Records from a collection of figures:
+---+
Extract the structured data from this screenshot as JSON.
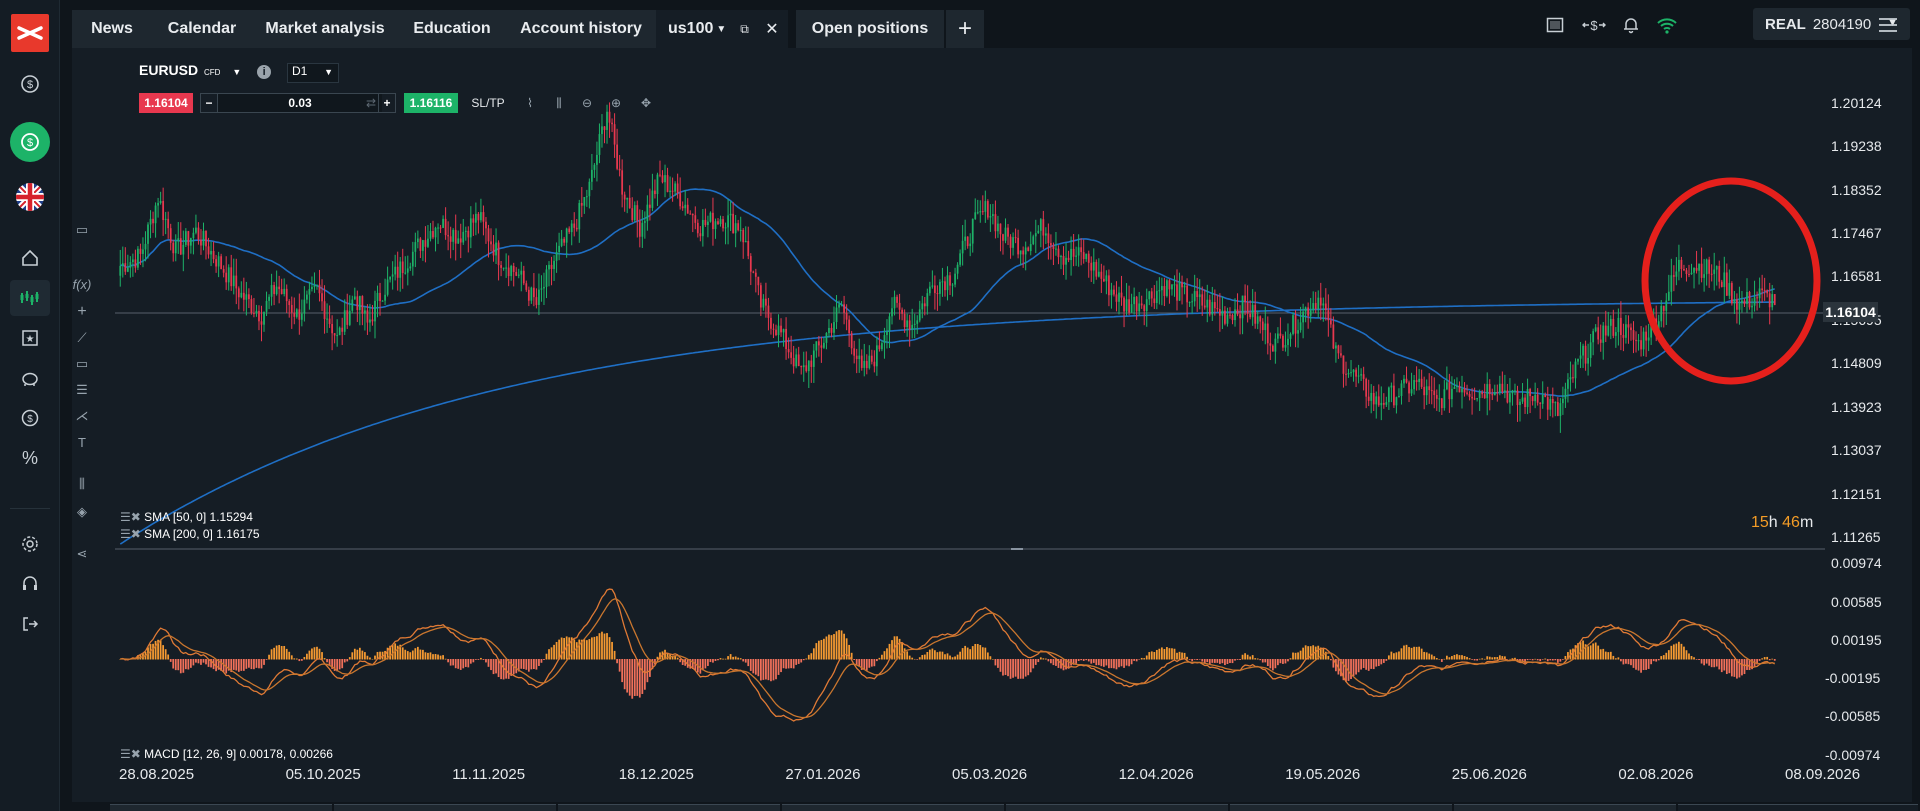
{
  "topbar": {
    "tabs": [
      "News",
      "Calendar",
      "Market analysis",
      "Education",
      "Account history"
    ],
    "instrument_tab": "us100",
    "open_positions": "Open positions",
    "add_label": "+"
  },
  "account": {
    "type": "REAL",
    "number": "2804190"
  },
  "chart": {
    "symbol": "EURUSD",
    "symbol_suffix": "CFD",
    "timeframe": "D1",
    "sell_price": "1.16104",
    "volume": "0.03",
    "buy_price": "1.16116",
    "sltp": "SL/TP",
    "countdown_h": "15",
    "countdown_m": "46",
    "countdown_h_unit": "h",
    "countdown_m_unit": "m",
    "sma50_label": "SMA [50, 0] 1.15294",
    "sma200_label": "SMA [200, 0] 1.16175",
    "macd_label": "MACD [12, 26, 9] 0.00178, 0.00266",
    "current_price_tag": "1.16104"
  },
  "colors": {
    "bull": "#1db368",
    "bear": "#e8384f",
    "sma": "#1f6fc5",
    "macd_pos": "#f59a32",
    "macd_neg": "#f0705a",
    "highlight": "#e5201c"
  },
  "chart_data": {
    "type": "candlestick",
    "symbol": "EURUSD",
    "timeframe": "D1",
    "price_axis": [
      "1.20124",
      "1.19238",
      "1.18352",
      "1.17467",
      "1.16581",
      "1.15695",
      "1.14809",
      "1.13923",
      "1.13037",
      "1.12151",
      "1.11265"
    ],
    "ylim": [
      1.1104,
      1.2063
    ],
    "macd_axis": [
      "0.00974",
      "0.00585",
      "0.00195",
      "-0.00195",
      "-0.00585",
      "-0.00974"
    ],
    "macd_ylim": [
      -0.0105,
      0.0105
    ],
    "x_labels": [
      "28.08.2025",
      "05.10.2025",
      "11.11.2025",
      "18.12.2025",
      "27.01.2026",
      "05.03.2026",
      "12.04.2026",
      "19.05.2026",
      "25.06.2026",
      "02.08.2026",
      "08.09.2026"
    ],
    "close_anchors": [
      [
        0,
        1.168
      ],
      [
        8,
        1.17
      ],
      [
        15,
        1.182
      ],
      [
        22,
        1.171
      ],
      [
        30,
        1.175
      ],
      [
        40,
        1.168
      ],
      [
        48,
        1.162
      ],
      [
        56,
        1.158
      ],
      [
        62,
        1.164
      ],
      [
        70,
        1.158
      ],
      [
        78,
        1.163
      ],
      [
        86,
        1.153
      ],
      [
        93,
        1.162
      ],
      [
        98,
        1.156
      ],
      [
        104,
        1.163
      ],
      [
        112,
        1.168
      ],
      [
        118,
        1.172
      ],
      [
        126,
        1.177
      ],
      [
        134,
        1.174
      ],
      [
        142,
        1.178
      ],
      [
        150,
        1.17
      ],
      [
        158,
        1.166
      ],
      [
        165,
        1.16
      ],
      [
        172,
        1.169
      ],
      [
        180,
        1.176
      ],
      [
        186,
        1.184
      ],
      [
        193,
        1.2
      ],
      [
        199,
        1.184
      ],
      [
        206,
        1.176
      ],
      [
        214,
        1.186
      ],
      [
        222,
        1.182
      ],
      [
        230,
        1.176
      ],
      [
        238,
        1.178
      ],
      [
        246,
        1.176
      ],
      [
        254,
        1.16
      ],
      [
        262,
        1.154
      ],
      [
        270,
        1.146
      ],
      [
        278,
        1.152
      ],
      [
        286,
        1.16
      ],
      [
        294,
        1.146
      ],
      [
        300,
        1.15
      ],
      [
        306,
        1.16
      ],
      [
        314,
        1.156
      ],
      [
        322,
        1.164
      ],
      [
        330,
        1.166
      ],
      [
        338,
        1.176
      ],
      [
        344,
        1.18
      ],
      [
        350,
        1.174
      ],
      [
        358,
        1.172
      ],
      [
        366,
        1.176
      ],
      [
        374,
        1.17
      ],
      [
        382,
        1.17
      ],
      [
        390,
        1.165
      ],
      [
        398,
        1.16
      ],
      [
        406,
        1.161
      ],
      [
        414,
        1.164
      ],
      [
        422,
        1.162
      ],
      [
        430,
        1.16
      ],
      [
        438,
        1.158
      ],
      [
        446,
        1.16
      ],
      [
        452,
        1.156
      ],
      [
        458,
        1.152
      ],
      [
        464,
        1.155
      ],
      [
        470,
        1.159
      ],
      [
        476,
        1.162
      ],
      [
        482,
        1.15
      ],
      [
        490,
        1.145
      ],
      [
        498,
        1.14
      ],
      [
        506,
        1.142
      ],
      [
        514,
        1.144
      ],
      [
        522,
        1.14
      ],
      [
        530,
        1.144
      ],
      [
        538,
        1.142
      ],
      [
        546,
        1.144
      ],
      [
        554,
        1.14
      ],
      [
        562,
        1.142
      ],
      [
        570,
        1.138
      ],
      [
        578,
        1.148
      ],
      [
        586,
        1.154
      ],
      [
        594,
        1.156
      ],
      [
        602,
        1.152
      ],
      [
        610,
        1.158
      ],
      [
        618,
        1.168
      ],
      [
        626,
        1.168
      ],
      [
        634,
        1.166
      ],
      [
        642,
        1.16
      ],
      [
        650,
        1.162
      ],
      [
        656,
        1.161
      ]
    ]
  }
}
+---+
SHORT PROBLEM: Write out the entries above verbatim; the pictures do not belong in your copy.

FULL RESPONSE:
Extract the structured data from this screenshot as JSON.
{
  "topbar": {
    "tabs": [
      "News",
      "Calendar",
      "Market analysis",
      "Education",
      "Account history"
    ],
    "instrument_tab": "us100",
    "open_positions": "Open positions",
    "add_label": "+"
  },
  "account": {
    "type": "REAL",
    "number": "2804190"
  },
  "chart": {
    "symbol": "EURUSD",
    "symbol_suffix": "CFD",
    "timeframe": "D1",
    "sell_price": "1.16104",
    "volume": "0.03",
    "buy_price": "1.16116",
    "sltp": "SL/TP",
    "countdown_h": "15",
    "countdown_m": "46",
    "countdown_h_unit": "h",
    "countdown_m_unit": "m",
    "sma50_label": "SMA [50, 0] 1.15294",
    "sma200_label": "SMA [200, 0] 1.16175",
    "macd_label": "MACD [12, 26, 9] 0.00178, 0.00266",
    "current_price_tag": "1.16104"
  },
  "colors": {
    "bull": "#1db368",
    "bear": "#e8384f",
    "sma": "#1f6fc5",
    "macd_pos": "#f59a32",
    "macd_neg": "#f0705a",
    "highlight": "#e5201c"
  },
  "chart_data": {
    "type": "candlestick",
    "symbol": "EURUSD",
    "timeframe": "D1",
    "price_axis": [
      "1.20124",
      "1.19238",
      "1.18352",
      "1.17467",
      "1.16581",
      "1.15695",
      "1.14809",
      "1.13923",
      "1.13037",
      "1.12151",
      "1.11265"
    ],
    "ylim": [
      1.1104,
      1.2063
    ],
    "macd_axis": [
      "0.00974",
      "0.00585",
      "0.00195",
      "-0.00195",
      "-0.00585",
      "-0.00974"
    ],
    "macd_ylim": [
      -0.0105,
      0.0105
    ],
    "x_labels": [
      "28.08.2025",
      "05.10.2025",
      "11.11.2025",
      "18.12.2025",
      "27.01.2026",
      "05.03.2026",
      "12.04.2026",
      "19.05.2026",
      "25.06.2026",
      "02.08.2026",
      "08.09.2026"
    ],
    "close_anchors": [
      [
        0,
        1.168
      ],
      [
        8,
        1.17
      ],
      [
        15,
        1.182
      ],
      [
        22,
        1.171
      ],
      [
        30,
        1.175
      ],
      [
        40,
        1.168
      ],
      [
        48,
        1.162
      ],
      [
        56,
        1.158
      ],
      [
        62,
        1.164
      ],
      [
        70,
        1.158
      ],
      [
        78,
        1.163
      ],
      [
        86,
        1.153
      ],
      [
        93,
        1.162
      ],
      [
        98,
        1.156
      ],
      [
        104,
        1.163
      ],
      [
        112,
        1.168
      ],
      [
        118,
        1.172
      ],
      [
        126,
        1.177
      ],
      [
        134,
        1.174
      ],
      [
        142,
        1.178
      ],
      [
        150,
        1.17
      ],
      [
        158,
        1.166
      ],
      [
        165,
        1.16
      ],
      [
        172,
        1.169
      ],
      [
        180,
        1.176
      ],
      [
        186,
        1.184
      ],
      [
        193,
        1.2
      ],
      [
        199,
        1.184
      ],
      [
        206,
        1.176
      ],
      [
        214,
        1.186
      ],
      [
        222,
        1.182
      ],
      [
        230,
        1.176
      ],
      [
        238,
        1.178
      ],
      [
        246,
        1.176
      ],
      [
        254,
        1.16
      ],
      [
        262,
        1.154
      ],
      [
        270,
        1.146
      ],
      [
        278,
        1.152
      ],
      [
        286,
        1.16
      ],
      [
        294,
        1.146
      ],
      [
        300,
        1.15
      ],
      [
        306,
        1.16
      ],
      [
        314,
        1.156
      ],
      [
        322,
        1.164
      ],
      [
        330,
        1.166
      ],
      [
        338,
        1.176
      ],
      [
        344,
        1.18
      ],
      [
        350,
        1.174
      ],
      [
        358,
        1.172
      ],
      [
        366,
        1.176
      ],
      [
        374,
        1.17
      ],
      [
        382,
        1.17
      ],
      [
        390,
        1.165
      ],
      [
        398,
        1.16
      ],
      [
        406,
        1.161
      ],
      [
        414,
        1.164
      ],
      [
        422,
        1.162
      ],
      [
        430,
        1.16
      ],
      [
        438,
        1.158
      ],
      [
        446,
        1.16
      ],
      [
        452,
        1.156
      ],
      [
        458,
        1.152
      ],
      [
        464,
        1.155
      ],
      [
        470,
        1.159
      ],
      [
        476,
        1.162
      ],
      [
        482,
        1.15
      ],
      [
        490,
        1.145
      ],
      [
        498,
        1.14
      ],
      [
        506,
        1.142
      ],
      [
        514,
        1.144
      ],
      [
        522,
        1.14
      ],
      [
        530,
        1.144
      ],
      [
        538,
        1.142
      ],
      [
        546,
        1.144
      ],
      [
        554,
        1.14
      ],
      [
        562,
        1.142
      ],
      [
        570,
        1.138
      ],
      [
        578,
        1.148
      ],
      [
        586,
        1.154
      ],
      [
        594,
        1.156
      ],
      [
        602,
        1.152
      ],
      [
        610,
        1.158
      ],
      [
        618,
        1.168
      ],
      [
        626,
        1.168
      ],
      [
        634,
        1.166
      ],
      [
        642,
        1.16
      ],
      [
        650,
        1.162
      ],
      [
        656,
        1.161
      ]
    ]
  }
}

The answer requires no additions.